DATASET ENTRIES:
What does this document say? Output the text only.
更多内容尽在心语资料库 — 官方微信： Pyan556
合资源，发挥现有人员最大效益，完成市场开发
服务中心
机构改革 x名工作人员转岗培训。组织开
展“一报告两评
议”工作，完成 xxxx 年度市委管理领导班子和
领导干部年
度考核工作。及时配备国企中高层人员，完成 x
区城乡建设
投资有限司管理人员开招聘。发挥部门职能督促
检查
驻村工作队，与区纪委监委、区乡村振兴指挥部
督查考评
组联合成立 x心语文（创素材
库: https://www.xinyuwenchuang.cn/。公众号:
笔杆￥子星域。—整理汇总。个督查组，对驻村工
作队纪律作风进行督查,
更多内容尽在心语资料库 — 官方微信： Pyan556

PROBLEM REQUIREMENTS: Write the whole listing out again. Keep every line exactly as it is.

TASK RESPONSE:
What does this document say? Output the text only.
更多内容尽在心语资料库 — 官方微信： Pyan556
合资源，发挥现有人员最大效益，完成市场开发
服务中心
机构改革 x名工作人员转岗培训。组织开
展“一报告两评
议”工作，完成 xxxx 年度市委管理领导班子和
领导干部年
度考核工作。及时配备国企中高层人员，完成 x
区城乡建设
投资有限司管理人员开招聘。发挥部门职能督促
检查
驻村工作队，与区纪委监委、区乡村振兴指挥部
督查考评
组联合成立 x心语文（创素材
库: https://www.xinyuwenchuang.cn/。公众号:
笔杆￥子星域。—整理汇总。个督查组，对驻村工
作队纪律作风进行督查,
更多内容尽在心语资料库 — 官方微信： Pyan556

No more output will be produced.